[Work instructions]:
Write out the records line for line, starting at the first line and stopping after the line that contains "colorbar-segment bbox=[311, 442, 331, 455]".

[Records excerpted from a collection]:

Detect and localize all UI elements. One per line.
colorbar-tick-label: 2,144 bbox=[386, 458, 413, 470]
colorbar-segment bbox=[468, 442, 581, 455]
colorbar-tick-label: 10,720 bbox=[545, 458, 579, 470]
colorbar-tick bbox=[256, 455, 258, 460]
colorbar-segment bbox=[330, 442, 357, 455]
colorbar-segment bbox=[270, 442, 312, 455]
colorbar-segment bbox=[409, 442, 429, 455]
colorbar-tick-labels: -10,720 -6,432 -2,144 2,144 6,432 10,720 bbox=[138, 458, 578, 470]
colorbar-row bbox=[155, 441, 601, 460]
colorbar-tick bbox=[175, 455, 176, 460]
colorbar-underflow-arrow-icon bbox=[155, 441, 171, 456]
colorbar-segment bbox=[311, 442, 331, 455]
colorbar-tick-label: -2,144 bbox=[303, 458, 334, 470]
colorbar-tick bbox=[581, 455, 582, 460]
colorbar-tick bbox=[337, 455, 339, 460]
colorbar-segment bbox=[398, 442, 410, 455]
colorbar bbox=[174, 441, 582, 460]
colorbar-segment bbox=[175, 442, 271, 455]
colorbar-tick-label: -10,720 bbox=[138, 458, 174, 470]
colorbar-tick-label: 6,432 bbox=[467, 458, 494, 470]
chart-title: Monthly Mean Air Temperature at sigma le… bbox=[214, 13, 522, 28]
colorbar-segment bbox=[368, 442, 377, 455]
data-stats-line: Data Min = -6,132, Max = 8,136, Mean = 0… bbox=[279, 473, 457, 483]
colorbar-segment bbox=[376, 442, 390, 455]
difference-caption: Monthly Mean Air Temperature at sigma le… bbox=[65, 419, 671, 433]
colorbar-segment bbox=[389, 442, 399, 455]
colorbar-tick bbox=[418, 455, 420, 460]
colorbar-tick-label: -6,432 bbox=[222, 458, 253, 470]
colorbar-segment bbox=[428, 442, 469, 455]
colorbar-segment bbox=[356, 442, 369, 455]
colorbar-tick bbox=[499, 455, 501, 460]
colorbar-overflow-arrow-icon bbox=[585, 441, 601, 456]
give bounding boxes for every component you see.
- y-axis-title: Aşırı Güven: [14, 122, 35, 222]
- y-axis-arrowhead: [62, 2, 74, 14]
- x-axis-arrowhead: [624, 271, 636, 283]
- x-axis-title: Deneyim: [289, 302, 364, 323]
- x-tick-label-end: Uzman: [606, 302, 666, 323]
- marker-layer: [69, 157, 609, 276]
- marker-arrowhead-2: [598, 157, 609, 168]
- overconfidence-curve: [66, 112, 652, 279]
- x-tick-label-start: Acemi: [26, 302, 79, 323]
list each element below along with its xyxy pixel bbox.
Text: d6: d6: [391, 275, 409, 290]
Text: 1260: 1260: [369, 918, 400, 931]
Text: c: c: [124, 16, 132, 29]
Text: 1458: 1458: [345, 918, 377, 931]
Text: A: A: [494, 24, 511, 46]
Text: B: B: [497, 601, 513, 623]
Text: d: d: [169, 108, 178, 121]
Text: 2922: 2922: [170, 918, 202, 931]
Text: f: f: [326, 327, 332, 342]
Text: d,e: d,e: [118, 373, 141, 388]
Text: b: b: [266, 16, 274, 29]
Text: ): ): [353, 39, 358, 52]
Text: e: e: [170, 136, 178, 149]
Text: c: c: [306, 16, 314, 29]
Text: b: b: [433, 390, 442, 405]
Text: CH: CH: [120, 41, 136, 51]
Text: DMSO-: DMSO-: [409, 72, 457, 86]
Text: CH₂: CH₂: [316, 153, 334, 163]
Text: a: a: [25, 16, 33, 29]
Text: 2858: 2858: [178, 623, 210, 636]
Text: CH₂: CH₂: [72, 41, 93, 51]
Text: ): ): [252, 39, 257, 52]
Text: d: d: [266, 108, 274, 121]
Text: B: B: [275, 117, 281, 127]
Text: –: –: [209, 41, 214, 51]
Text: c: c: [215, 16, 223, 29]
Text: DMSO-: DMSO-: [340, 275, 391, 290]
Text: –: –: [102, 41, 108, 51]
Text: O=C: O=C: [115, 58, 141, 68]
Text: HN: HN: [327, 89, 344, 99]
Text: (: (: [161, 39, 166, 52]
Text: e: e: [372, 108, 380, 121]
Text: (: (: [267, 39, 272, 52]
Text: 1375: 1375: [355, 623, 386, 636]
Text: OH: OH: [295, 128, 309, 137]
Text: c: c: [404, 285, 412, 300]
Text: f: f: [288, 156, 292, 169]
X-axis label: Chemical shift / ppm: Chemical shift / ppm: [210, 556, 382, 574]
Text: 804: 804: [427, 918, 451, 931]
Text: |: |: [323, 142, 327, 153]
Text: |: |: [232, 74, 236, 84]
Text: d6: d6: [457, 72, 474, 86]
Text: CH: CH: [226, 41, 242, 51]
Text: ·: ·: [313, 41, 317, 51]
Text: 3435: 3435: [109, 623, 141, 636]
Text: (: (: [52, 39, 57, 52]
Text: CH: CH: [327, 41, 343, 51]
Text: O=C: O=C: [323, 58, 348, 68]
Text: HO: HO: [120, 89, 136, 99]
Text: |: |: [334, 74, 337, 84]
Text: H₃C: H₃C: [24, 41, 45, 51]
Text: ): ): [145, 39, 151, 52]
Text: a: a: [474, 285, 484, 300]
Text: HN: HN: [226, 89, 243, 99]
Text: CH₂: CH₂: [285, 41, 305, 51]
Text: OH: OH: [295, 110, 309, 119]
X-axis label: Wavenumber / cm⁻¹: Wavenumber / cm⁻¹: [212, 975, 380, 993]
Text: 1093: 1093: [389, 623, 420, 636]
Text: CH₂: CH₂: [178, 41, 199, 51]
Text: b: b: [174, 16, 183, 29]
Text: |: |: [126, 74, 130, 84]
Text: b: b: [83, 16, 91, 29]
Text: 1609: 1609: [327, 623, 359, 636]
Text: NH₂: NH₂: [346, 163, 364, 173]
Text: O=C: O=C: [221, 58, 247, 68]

[Response]:
Detect and localize all UI elements. One per line.
colorbar-tick-label: 2,144 bbox=[386, 458, 413, 470]
colorbar-segment bbox=[468, 442, 581, 455]
colorbar-tick-label: 10,720 bbox=[545, 458, 579, 470]
colorbar-tick bbox=[256, 455, 258, 460]
colorbar-segment bbox=[330, 442, 357, 455]
colorbar-segment bbox=[270, 442, 312, 455]
colorbar-segment bbox=[409, 442, 429, 455]
colorbar-tick-labels: -10,720 -6,432 -2,144 2,144 6,432 10,720 bbox=[138, 458, 578, 470]
colorbar-row bbox=[155, 441, 601, 460]
colorbar-tick bbox=[175, 455, 176, 460]
colorbar-underflow-arrow-icon bbox=[155, 441, 171, 456]
colorbar-segment bbox=[311, 442, 331, 455]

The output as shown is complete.